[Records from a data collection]
★ ★ ★ ★
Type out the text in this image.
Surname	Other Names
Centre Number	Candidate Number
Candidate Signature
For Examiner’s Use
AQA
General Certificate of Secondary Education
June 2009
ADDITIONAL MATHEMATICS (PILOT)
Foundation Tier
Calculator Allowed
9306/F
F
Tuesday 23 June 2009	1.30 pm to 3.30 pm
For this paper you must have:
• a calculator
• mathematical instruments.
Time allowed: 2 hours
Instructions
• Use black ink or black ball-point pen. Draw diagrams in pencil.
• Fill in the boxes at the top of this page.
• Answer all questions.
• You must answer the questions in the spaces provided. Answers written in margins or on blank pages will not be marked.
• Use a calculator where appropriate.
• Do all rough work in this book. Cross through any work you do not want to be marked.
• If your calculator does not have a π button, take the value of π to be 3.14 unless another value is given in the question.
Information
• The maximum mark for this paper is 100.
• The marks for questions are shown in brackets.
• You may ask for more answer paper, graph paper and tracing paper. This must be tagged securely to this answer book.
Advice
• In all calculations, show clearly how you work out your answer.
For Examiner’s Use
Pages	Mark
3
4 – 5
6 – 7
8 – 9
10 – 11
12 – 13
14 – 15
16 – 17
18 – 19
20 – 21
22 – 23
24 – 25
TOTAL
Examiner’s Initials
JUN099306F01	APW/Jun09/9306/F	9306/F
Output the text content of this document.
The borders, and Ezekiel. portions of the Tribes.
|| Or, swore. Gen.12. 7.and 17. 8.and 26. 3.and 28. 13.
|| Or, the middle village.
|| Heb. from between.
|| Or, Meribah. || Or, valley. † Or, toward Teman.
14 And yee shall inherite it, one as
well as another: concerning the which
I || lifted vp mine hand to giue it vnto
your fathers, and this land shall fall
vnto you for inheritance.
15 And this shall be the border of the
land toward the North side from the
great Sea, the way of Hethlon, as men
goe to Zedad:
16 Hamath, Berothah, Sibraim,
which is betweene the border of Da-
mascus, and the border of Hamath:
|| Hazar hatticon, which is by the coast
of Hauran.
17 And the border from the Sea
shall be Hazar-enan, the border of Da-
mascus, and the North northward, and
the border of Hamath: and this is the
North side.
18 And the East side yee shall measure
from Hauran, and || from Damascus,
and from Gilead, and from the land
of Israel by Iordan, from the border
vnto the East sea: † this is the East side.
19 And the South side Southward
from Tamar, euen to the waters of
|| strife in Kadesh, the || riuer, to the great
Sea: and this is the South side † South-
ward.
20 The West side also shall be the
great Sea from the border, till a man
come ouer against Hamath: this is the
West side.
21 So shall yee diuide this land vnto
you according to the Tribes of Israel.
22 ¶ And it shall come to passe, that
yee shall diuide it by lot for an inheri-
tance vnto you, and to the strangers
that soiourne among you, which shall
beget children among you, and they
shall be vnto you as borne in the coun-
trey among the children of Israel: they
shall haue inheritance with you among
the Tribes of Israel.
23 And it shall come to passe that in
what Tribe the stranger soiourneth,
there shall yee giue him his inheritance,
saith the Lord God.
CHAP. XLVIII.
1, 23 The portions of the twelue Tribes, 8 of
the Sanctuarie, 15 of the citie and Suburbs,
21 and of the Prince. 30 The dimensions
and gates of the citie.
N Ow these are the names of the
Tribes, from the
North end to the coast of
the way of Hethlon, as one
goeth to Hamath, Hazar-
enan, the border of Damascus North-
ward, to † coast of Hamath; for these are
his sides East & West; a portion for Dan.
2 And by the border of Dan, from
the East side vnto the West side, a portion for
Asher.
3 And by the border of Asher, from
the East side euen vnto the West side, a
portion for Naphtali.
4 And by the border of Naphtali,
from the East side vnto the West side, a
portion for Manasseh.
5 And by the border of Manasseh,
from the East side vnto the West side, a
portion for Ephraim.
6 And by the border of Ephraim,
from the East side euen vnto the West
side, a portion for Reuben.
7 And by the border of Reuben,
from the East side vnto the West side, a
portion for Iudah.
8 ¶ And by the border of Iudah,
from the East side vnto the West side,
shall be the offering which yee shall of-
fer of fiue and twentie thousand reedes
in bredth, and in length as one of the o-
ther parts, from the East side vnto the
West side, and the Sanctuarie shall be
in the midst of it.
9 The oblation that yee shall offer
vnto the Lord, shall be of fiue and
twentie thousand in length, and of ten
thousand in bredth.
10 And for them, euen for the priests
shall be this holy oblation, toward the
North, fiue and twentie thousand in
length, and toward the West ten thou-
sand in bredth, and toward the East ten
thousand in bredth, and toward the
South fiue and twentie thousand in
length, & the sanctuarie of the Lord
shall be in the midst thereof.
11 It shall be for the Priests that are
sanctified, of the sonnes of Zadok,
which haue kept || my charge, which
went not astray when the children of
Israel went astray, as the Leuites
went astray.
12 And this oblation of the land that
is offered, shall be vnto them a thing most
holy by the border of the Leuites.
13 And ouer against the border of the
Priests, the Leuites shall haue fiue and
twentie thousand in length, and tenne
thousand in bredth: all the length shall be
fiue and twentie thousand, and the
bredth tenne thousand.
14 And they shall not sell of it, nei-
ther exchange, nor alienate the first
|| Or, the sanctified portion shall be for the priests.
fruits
★ ★ ★ ★
• [Stated exercise]:
Provide an exact reproduction of all the entries shown above.

• [Full solution]:
Type out the text in this image.
Surname	Other Names
Centre Number	Candidate Number
Candidate Signature
For Examiner’s Use
AQA
General Certificate of Secondary Education
June 2009
ADDITIONAL MATHEMATICS (PILOT)
Foundation Tier
Calculator Allowed
9306/F
F
Tuesday 23 June 2009	1.30 pm to 3.30 pm
For this paper you must have:
• a calculator
• mathematical instruments.
Time allowed: 2 hours
Instructions
• Use black ink or black ball-point pen. Draw diagrams in pencil.
• Fill in the boxes at the top of this page.
• Answer all questions.
• You must answer the questions in the spaces provided. Answers written in margins or on blank pages will not be marked.
• Use a calculator where appropriate.
• Do all rough work in this book. Cross through any work you do not want to be marked.
• If your calculator does not have a π button, take the value of π to be 3.14 unless another value is given in the question.
Information
• The maximum mark for this paper is 100.
• The marks for questions are shown in brackets.
• You may ask for more answer paper, graph paper and tracing paper. This must be tagged securely to this answer book.
Advice
• In all calculations, show clearly how you work out your answer.
For Examiner’s Use
Pages	Mark
3
4 – 5
6 – 7
8 – 9
10 – 11
12 – 13
14 – 15
16 – 17
18 – 19
20 – 21
22 – 23
24 – 25
TOTAL
Examiner’s Initials
JUN099306F01	APW/Jun09/9306/F	9306/F
Output the text content of this document.
The borders, and Ezekiel. portions of the Tribes.
|| Or, swore. Gen.12. 7.and 17. 8.and 26. 3.and 28. 13.
|| Or, the middle village.
|| Heb. from between.
|| Or, Meribah. || Or, valley. † Or, toward Teman.
14 And yee shall inherite it, one as
well as another: concerning the which
I || lifted vp mine hand to giue it vnto
your fathers, and this land shall fall
vnto you for inheritance.
15 And this shall be the border of the
land toward the North side from the
great Sea, the way of Hethlon, as men
goe to Zedad:
16 Hamath, Berothah, Sibraim,
which is betweene the border of Da-
mascus, and the border of Hamath:
|| Hazar hatticon, which is by the coast
of Hauran.
17 And the border from the Sea
shall be Hazar-enan, the border of Da-
mascus, and the North northward, and
the border of Hamath: and this is the
North side.
18 And the East side yee shall measure
from Hauran, and || from Damascus,
and from Gilead, and from the land
of Israel by Iordan, from the border
vnto the East sea: † this is the East side.
19 And the South side Southward
from Tamar, euen to the waters of
|| strife in Kadesh, the || riuer, to the great
Sea: and this is the South side † South-
ward.
20 The West side also shall be the
great Sea from the border, till a man
come ouer against Hamath: this is the
West side.
21 So shall yee diuide this land vnto
you according to the Tribes of Israel.
22 ¶ And it shall come to passe, that
yee shall diuide it by lot for an inheri-
tance vnto you, and to the strangers
that soiourne among you, which shall
beget children among you, and they
shall be vnto you as borne in the coun-
trey among the children of Israel: they
shall haue inheritance with you among
the Tribes of Israel.
23 And it shall come to passe that in
what Tribe the stranger soiourneth,
there shall yee giue him his inheritance,
saith the Lord God.
CHAP. XLVIII.
1, 23 The portions of the twelue Tribes, 8 of
the Sanctuarie, 15 of the citie and Suburbs,
21 and of the Prince. 30 The dimensions
and gates of the citie.
N Ow these are the names of the
Tribes, from the
North end to the coast of
the way of Hethlon, as one
goeth to Hamath, Hazar-
enan, the border of Damascus North-
ward, to † coast of Hamath; for these are
his sides East & West; a portion for Dan.
2 And by the border of Dan, from
the East side vnto the West side, a portion for
Asher.
3 And by the border of Asher, from
the East side euen vnto the West side, a
portion for Naphtali.
4 And by the border of Naphtali,
from the East side vnto the West side, a
portion for Manasseh.
5 And by the border of Manasseh,
from the East side vnto the West side, a
portion for Ephraim.
6 And by the border of Ephraim,
from the East side euen vnto the West
side, a portion for Reuben.
7 And by the border of Reuben,
from the East side vnto the West side, a
portion for Iudah.
8 ¶ And by the border of Iudah,
from the East side vnto the West side,
shall be the offering which yee shall of-
fer of fiue and twentie thousand reedes
in bredth, and in length as one of the o-
ther parts, from the East side vnto the
West side, and the Sanctuarie shall be
in the midst of it.
9 The oblation that yee shall offer
vnto the Lord, shall be of fiue and
twentie thousand in length, and of ten
thousand in bredth.
10 And for them, euen for the priests
shall be this holy oblation, toward the
North, fiue and twentie thousand in
length, and toward the West ten thou-
sand in bredth, and toward the East ten
thousand in bredth, and toward the
South fiue and twentie thousand in
length, & the sanctuarie of the Lord
shall be in the midst thereof.
11 It shall be for the Priests that are
sanctified, of the sonnes of Zadok,
which haue kept || my charge, which
went not astray when the children of
Israel went astray, as the Leuites
went astray.
12 And this oblation of the land that
is offered, shall be vnto them a thing most
holy by the border of the Leuites.
13 And ouer against the border of the
Priests, the Leuites shall haue fiue and
twentie thousand in length, and tenne
thousand in bredth: all the length shall be
fiue and twentie thousand, and the
bredth tenne thousand.
14 And they shall not sell of it, nei-
ther exchange, nor alienate the first
|| Or, the sanctified portion shall be for the priests.
fruits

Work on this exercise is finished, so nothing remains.